■ What is needed
Select the lines that hold the word "Essays" and copy each one.

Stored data
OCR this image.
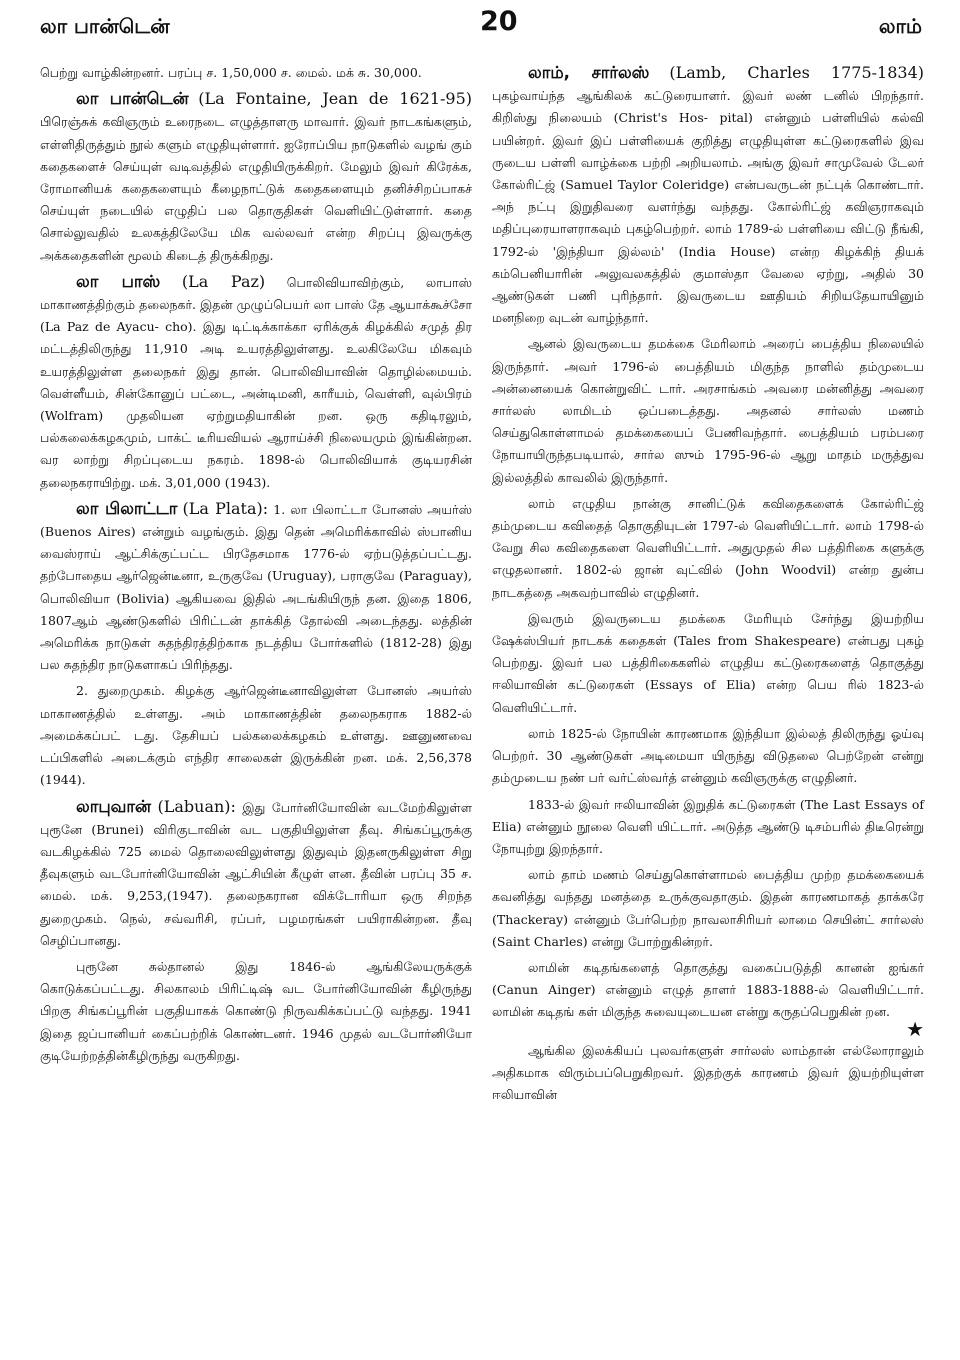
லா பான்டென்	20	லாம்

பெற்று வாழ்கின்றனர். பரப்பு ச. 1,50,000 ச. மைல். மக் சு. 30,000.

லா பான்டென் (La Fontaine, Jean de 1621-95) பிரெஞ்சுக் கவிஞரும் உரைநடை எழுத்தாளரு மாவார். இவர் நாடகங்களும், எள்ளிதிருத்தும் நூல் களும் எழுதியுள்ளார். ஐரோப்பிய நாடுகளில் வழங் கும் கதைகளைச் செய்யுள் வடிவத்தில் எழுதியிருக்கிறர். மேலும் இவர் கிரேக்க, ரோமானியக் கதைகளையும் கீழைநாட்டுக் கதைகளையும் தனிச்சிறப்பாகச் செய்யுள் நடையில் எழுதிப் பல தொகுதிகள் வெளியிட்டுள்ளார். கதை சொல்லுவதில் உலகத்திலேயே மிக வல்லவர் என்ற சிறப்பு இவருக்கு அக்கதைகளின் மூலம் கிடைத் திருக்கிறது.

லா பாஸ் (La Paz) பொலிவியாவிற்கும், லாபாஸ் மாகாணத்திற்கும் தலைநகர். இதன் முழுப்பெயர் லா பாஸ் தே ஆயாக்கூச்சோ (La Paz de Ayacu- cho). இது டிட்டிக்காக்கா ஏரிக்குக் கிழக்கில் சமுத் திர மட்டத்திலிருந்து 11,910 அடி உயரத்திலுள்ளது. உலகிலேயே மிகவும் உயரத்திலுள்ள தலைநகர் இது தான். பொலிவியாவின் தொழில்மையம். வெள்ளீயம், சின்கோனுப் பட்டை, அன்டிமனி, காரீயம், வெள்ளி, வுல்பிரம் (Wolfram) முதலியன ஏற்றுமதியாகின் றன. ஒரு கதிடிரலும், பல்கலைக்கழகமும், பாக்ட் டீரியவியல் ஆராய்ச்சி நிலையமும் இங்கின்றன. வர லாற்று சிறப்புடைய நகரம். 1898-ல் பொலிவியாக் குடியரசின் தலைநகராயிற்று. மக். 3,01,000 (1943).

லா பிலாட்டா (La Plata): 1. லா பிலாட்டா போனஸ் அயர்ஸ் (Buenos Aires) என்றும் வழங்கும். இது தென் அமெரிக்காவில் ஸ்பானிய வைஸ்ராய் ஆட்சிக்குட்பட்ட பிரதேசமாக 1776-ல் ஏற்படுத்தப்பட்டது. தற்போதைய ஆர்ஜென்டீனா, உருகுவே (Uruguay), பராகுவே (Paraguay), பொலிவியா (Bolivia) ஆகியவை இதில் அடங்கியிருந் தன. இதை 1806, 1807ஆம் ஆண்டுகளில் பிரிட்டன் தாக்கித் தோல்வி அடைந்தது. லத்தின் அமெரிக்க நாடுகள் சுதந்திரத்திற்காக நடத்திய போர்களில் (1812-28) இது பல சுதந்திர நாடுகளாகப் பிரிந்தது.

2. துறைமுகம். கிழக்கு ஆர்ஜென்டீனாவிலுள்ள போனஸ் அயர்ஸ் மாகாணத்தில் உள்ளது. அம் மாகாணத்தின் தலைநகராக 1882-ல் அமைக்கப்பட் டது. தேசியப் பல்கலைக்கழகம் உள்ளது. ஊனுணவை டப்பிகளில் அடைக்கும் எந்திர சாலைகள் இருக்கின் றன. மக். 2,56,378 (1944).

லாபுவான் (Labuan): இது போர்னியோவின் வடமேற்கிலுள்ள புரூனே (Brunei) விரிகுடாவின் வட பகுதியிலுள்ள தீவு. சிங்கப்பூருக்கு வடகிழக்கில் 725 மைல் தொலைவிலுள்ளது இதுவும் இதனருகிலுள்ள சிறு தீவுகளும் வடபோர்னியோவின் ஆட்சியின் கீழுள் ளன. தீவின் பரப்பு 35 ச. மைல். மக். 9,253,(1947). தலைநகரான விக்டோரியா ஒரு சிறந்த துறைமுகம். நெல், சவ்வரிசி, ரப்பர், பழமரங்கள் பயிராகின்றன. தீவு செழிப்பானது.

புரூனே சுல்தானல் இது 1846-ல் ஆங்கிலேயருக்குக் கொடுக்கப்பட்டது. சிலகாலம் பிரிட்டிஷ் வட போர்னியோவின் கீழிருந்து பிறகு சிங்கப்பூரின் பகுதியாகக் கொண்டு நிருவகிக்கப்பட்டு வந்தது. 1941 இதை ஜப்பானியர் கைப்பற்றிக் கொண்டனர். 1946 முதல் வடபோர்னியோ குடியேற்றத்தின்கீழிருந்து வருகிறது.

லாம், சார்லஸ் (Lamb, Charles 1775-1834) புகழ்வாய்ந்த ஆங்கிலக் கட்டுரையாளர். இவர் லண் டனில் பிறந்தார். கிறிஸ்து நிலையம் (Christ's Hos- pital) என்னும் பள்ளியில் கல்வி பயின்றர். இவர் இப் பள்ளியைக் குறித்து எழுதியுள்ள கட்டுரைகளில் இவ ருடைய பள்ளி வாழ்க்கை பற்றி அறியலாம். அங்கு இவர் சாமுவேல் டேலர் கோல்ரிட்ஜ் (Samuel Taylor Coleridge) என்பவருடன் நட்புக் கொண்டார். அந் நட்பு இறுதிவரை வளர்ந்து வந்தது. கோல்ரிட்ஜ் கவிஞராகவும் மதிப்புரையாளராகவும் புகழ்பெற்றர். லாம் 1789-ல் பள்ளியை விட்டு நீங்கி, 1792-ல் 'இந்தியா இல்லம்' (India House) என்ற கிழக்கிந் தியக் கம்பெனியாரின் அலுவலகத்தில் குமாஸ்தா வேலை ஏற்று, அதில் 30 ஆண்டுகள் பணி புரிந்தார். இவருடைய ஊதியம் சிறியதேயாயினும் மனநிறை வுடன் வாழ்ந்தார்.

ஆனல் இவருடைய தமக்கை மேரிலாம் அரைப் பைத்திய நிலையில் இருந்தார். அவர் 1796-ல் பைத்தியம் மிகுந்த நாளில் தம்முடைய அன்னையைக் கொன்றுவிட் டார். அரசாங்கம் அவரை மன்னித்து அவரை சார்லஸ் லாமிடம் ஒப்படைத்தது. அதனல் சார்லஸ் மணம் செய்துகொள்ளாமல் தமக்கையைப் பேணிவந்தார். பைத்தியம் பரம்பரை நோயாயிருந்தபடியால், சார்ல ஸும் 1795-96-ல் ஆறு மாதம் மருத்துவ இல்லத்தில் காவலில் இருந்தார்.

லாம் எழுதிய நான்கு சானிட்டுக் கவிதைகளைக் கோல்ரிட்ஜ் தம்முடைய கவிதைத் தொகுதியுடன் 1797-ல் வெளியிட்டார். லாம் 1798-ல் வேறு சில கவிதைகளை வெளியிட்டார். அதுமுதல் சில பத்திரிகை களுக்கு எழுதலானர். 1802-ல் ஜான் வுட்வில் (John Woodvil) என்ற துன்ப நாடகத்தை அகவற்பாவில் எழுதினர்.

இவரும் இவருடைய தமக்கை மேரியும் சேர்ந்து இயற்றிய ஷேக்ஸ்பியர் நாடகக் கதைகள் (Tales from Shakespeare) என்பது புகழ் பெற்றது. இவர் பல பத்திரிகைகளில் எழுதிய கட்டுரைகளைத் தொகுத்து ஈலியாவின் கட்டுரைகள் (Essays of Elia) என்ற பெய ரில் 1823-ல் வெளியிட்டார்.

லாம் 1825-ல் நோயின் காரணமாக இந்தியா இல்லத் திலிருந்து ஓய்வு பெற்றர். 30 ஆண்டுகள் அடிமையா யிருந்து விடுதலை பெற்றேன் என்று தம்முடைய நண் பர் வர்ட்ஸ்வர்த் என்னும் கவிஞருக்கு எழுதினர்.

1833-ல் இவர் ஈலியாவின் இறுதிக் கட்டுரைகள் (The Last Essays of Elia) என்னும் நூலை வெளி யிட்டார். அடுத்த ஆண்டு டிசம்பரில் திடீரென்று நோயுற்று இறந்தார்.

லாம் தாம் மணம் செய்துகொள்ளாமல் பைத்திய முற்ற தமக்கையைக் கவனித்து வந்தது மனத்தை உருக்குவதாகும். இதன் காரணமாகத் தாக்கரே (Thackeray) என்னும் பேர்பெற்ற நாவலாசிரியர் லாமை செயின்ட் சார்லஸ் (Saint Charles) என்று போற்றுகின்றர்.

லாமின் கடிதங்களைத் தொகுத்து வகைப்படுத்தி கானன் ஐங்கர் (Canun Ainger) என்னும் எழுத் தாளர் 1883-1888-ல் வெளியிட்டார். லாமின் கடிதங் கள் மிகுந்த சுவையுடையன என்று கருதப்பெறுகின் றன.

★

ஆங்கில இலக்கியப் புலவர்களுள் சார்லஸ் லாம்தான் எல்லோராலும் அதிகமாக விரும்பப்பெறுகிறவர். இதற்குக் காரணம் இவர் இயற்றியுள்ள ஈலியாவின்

■ Answer below
இவரும் இவருடைய தமக்கை மேரியும் சேர்ந்து இயற்றிய ஷேக்ஸ்பியர் நாடகக் கதைகள் (Tales from Shakespeare) என்பது புகழ் பெற்றது. இவர் பல பத்திரிகைகளில் எழுதிய கட்டுரைகளைத் தொகுத்து ஈலியாவின் கட்டுரைகள் (Essays of Elia) என்ற பெய ரில் 1823-ல் வெளியிட்டார்.
1833-ல் இவர் ஈலியாவின் இறுதிக் கட்டுரைகள் (The Last Essays of Elia) என்னும் நூலை வெளி யிட்டார். அடுத்த ஆண்டு டிசம்பரில் திடீரென்று நோயுற்று இறந்தார்.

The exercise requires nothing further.